Aim:
Return each line containing the string "центру".

Material for this exercise:
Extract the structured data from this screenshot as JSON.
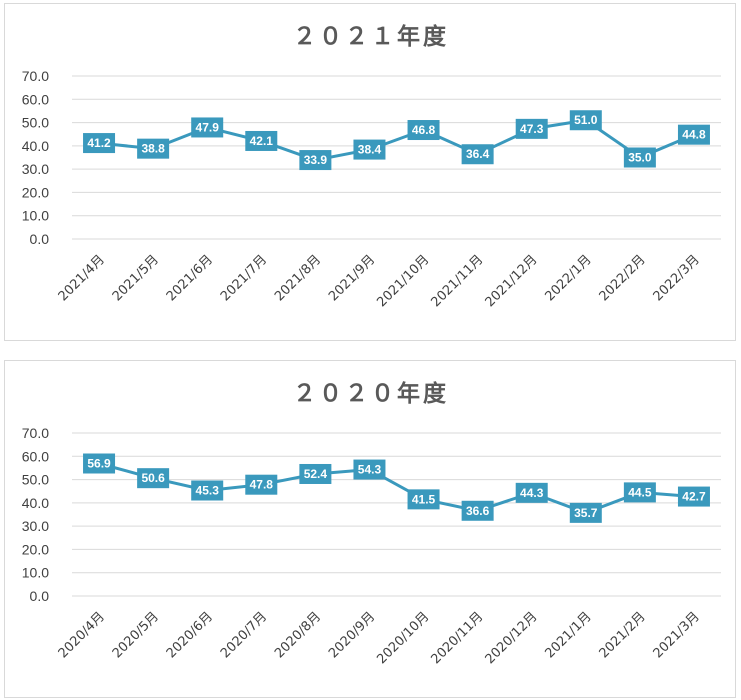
{
  "chart_data": [
    {
      "type": "line",
      "title": "２０２１年度",
      "categories": [
        "2021/4月",
        "2021/5月",
        "2021/6月",
        "2021/7月",
        "2021/8月",
        "2021/9月",
        "2021/10月",
        "2021/11月",
        "2021/12月",
        "2022/1月",
        "2022/2月",
        "2022/3月"
      ],
      "values": [
        41.2,
        38.8,
        47.9,
        42.1,
        33.9,
        38.4,
        46.8,
        36.4,
        47.3,
        51.0,
        35.0,
        44.8
      ],
      "value_labels": [
        "41.2",
        "38.8",
        "47.9",
        "42.1",
        "33.9",
        "38.4",
        "46.8",
        "36.4",
        "47.3",
        "51.0",
        "35.0",
        "44.8"
      ],
      "yticks": [
        "0.0",
        "10.0",
        "20.0",
        "30.0",
        "40.0",
        "50.0",
        "60.0",
        "70.0"
      ],
      "ylim": [
        0,
        70
      ],
      "grid": true,
      "legend": "none",
      "color": "#3a99bd"
    },
    {
      "type": "line",
      "title": "２０２０年度",
      "categories": [
        "2020/4月",
        "2020/5月",
        "2020/6月",
        "2020/7月",
        "2020/8月",
        "2020/9月",
        "2020/10月",
        "2020/11月",
        "2020/12月",
        "2021/1月",
        "2021/2月",
        "2021/3月"
      ],
      "values": [
        56.9,
        50.6,
        45.3,
        47.8,
        52.4,
        54.3,
        41.5,
        36.6,
        44.3,
        35.7,
        44.5,
        42.7
      ],
      "value_labels": [
        "56.9",
        "50.6",
        "45.3",
        "47.8",
        "52.4",
        "54.3",
        "41.5",
        "36.6",
        "44.3",
        "35.7",
        "44.5",
        "42.7"
      ],
      "yticks": [
        "0.0",
        "10.0",
        "20.0",
        "30.0",
        "40.0",
        "50.0",
        "60.0",
        "70.0"
      ],
      "ylim": [
        0,
        70
      ],
      "grid": true,
      "legend": "none",
      "color": "#3a99bd"
    }
  ]
}
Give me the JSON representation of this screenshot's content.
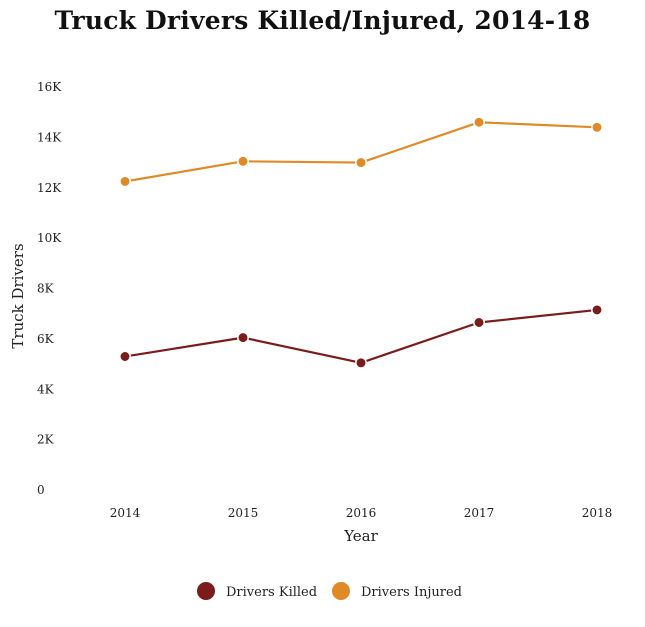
{
  "chart_data": {
    "type": "line",
    "title": "Truck Drivers Killed/Injured, 2014-18",
    "xlabel": "Year",
    "ylabel": "Truck Drivers",
    "categories": [
      "2014",
      "2015",
      "2016",
      "2017",
      "2018"
    ],
    "y_ticks": [
      "0",
      "2K",
      "4K",
      "6K",
      "8K",
      "10K",
      "12K",
      "14K",
      "16K"
    ],
    "ylim": [
      0,
      16000
    ],
    "grid": false,
    "legend_position": "bottom-center",
    "series": [
      {
        "name": "Drivers Killed",
        "color": "#7a1c1c",
        "values": [
          5300,
          6050,
          5050,
          6650,
          7150
        ]
      },
      {
        "name": "Drivers Injured",
        "color": "#e08a27",
        "values": [
          12250,
          13050,
          13000,
          14600,
          14400
        ]
      }
    ]
  }
}
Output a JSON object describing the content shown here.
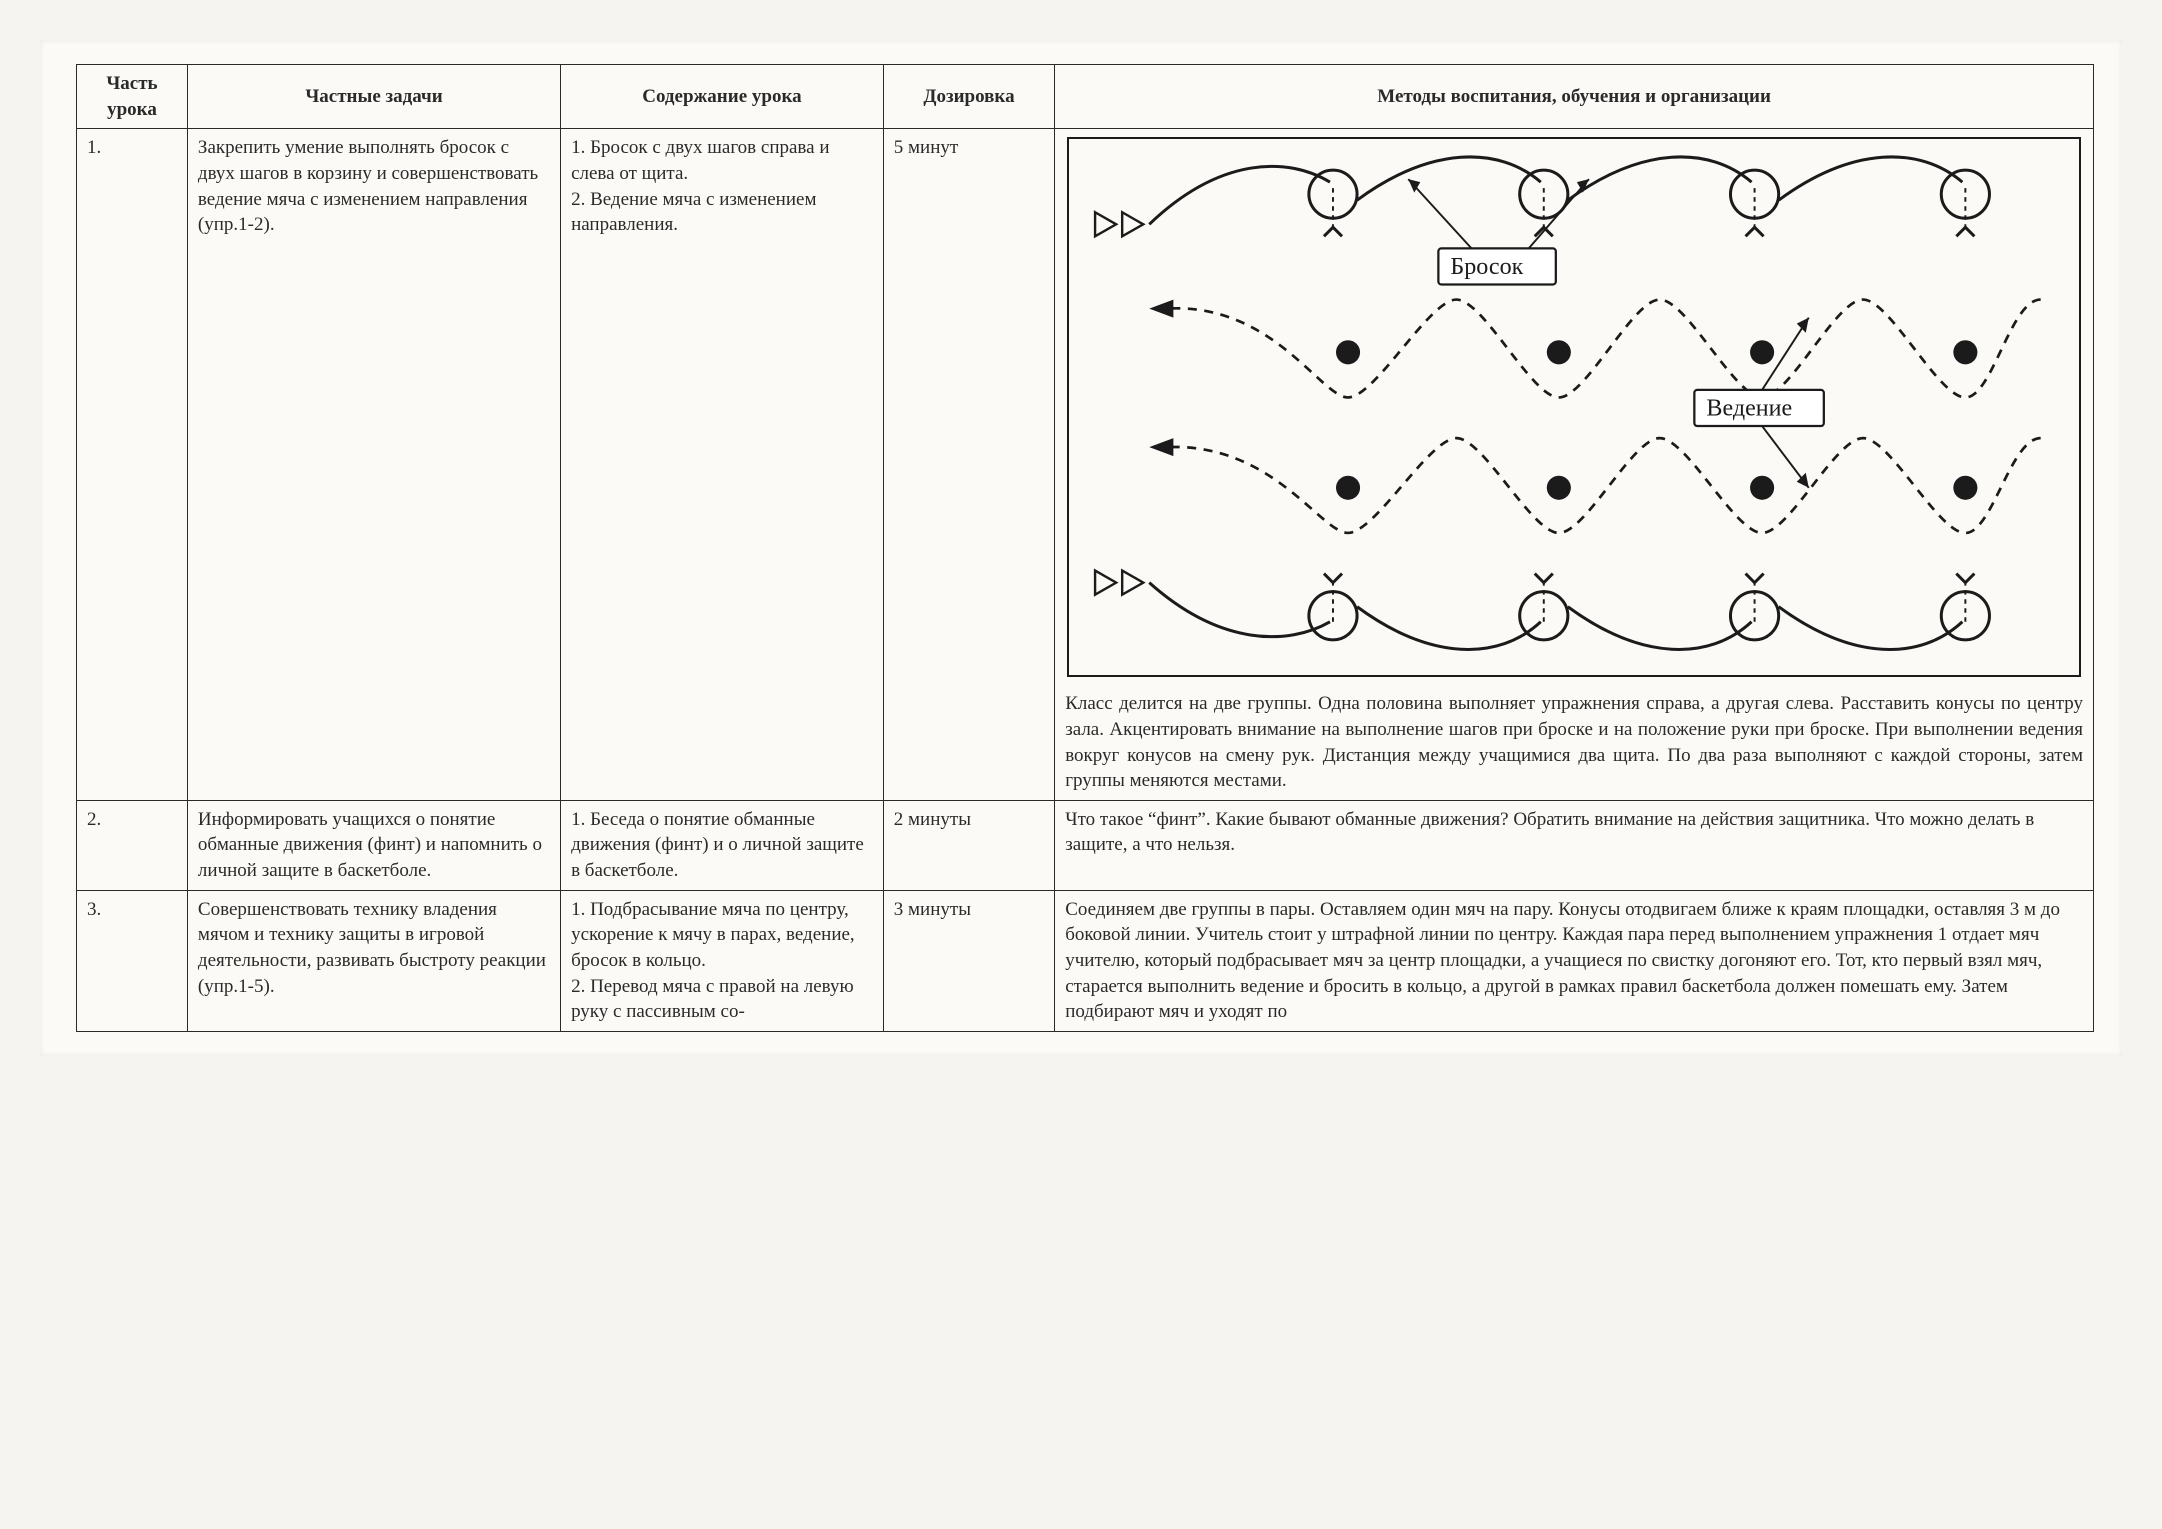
{
  "headers": {
    "num": "Часть урока",
    "tasks": "Частные задачи",
    "content": "Содержание урока",
    "dose": "Дозировка",
    "methods": "Методы воспитания, обучения и организации"
  },
  "rows": [
    {
      "num": "1.",
      "tasks": "Закрепить умение выпол­нять бросок с двух шагов в корзину и совершенст­вовать ведение мяча с из­менением направления (упр.1-2).",
      "content": "1. Бросок с двух ша­гов справа и слева от щита.\n2. Ведение мяча с изменением направ­ления.",
      "dose": "5 минут",
      "methods_text": "Класс делится на две группы. Одна половина выполняет упраж­нения справа, а другая слева. Расставить конусы по центру зала. Акцентировать внимание на выполнение шагов при броске и на положение руки при броске. При выполнении ведения вокруг ко­нусов на смену рук. Дистанция между учащимися два щита. По два раза выполняют с каждой стороны, затем группы меняются местами.",
      "diagram": {
        "label_throw": "Бросок",
        "label_dribble": "Ведение"
      }
    },
    {
      "num": "2.",
      "tasks": "Информировать учащих­ся о понятие обманные движения (финт) и на­помнить о личной защите в баскетболе.",
      "content": "1. Беседа о понятие обманные движения (финт) и о личной защите в баскетболе.",
      "dose": "2 минуты",
      "methods_text": "Что такое “финт”. Какие бывают обманные движения? Обратить внимание на действия защитника. Что можно делать в защите, а что нельзя."
    },
    {
      "num": "3.",
      "tasks": "Совершенствовать техни­ку владения мячом и тех­нику защиты в игровой деятельности, развивать быстроту реакции (упр.1-5).",
      "content": "1. Подбрасывание мяча по центру, ус­корение к мячу в па­рах, ведение, бросок в кольцо.\n2. Перевод мяча с правой на левую ру­ку с пассивным со-",
      "dose": "3 минуты",
      "methods_text": "Соединяем две группы в пары. Оставляем один мяч на пару. Ко­нусы отодвигаем ближе к краям площадки, оставляя 3 м до боко­вой линии. Учитель стоит у штрафной линии по центру. Каждая пара перед выполнением упражнения 1 отдает мяч учителю, ко­торый подбрасывает мяч за центр площадки, а учащиеся по сви­стку догоняют его. Тот, кто первый взял мяч, старается выпол­нить ведение и бросить в кольцо, а другой в рамках правил бас­кетбола должен помешать ему. Затем подбирают мяч и уходят по"
    }
  ]
}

Written reply:
      "methods_text": "Класс делится на две группы. Одна половина выполняет упраж­нения справа, а другая слева. Расставить конусы по центру зала. Акцентировать внимание на выполнение шагов при броске и на положение руки при броске. При выполнении ведения вокруг ко­нусов на смену рук. Дистанция между учащимися два щита. По два раза выполняют с каждой стороны, затем группы меняются местами.",
      "content": "1. Подбрасывание мяча по центру, ус­корение к мячу в па­рах, ведение, бросок в кольцо.\n2. Перевод мяча с правой на левую ру­ку с пассивным со-",
      "methods_text": "Соединяем две группы в пары. Оставляем один мяч на пару. Ко­нусы отодвигаем ближе к краям площадки, оставляя 3 м до боко­вой линии. Учитель стоит у штрафной линии по центру. Каждая пара перед выполнением упражнения 1 отдает мяч учителю, ко­торый подбрасывает мяч за центр площадки, а учащиеся по сви­стку догоняют его. Тот, кто первый взял мяч, старается выпол­нить ведение и бросить в кольцо, а другой в рамках правил бас­кетбола должен помешать ему. Затем подбирают мяч и уходят по"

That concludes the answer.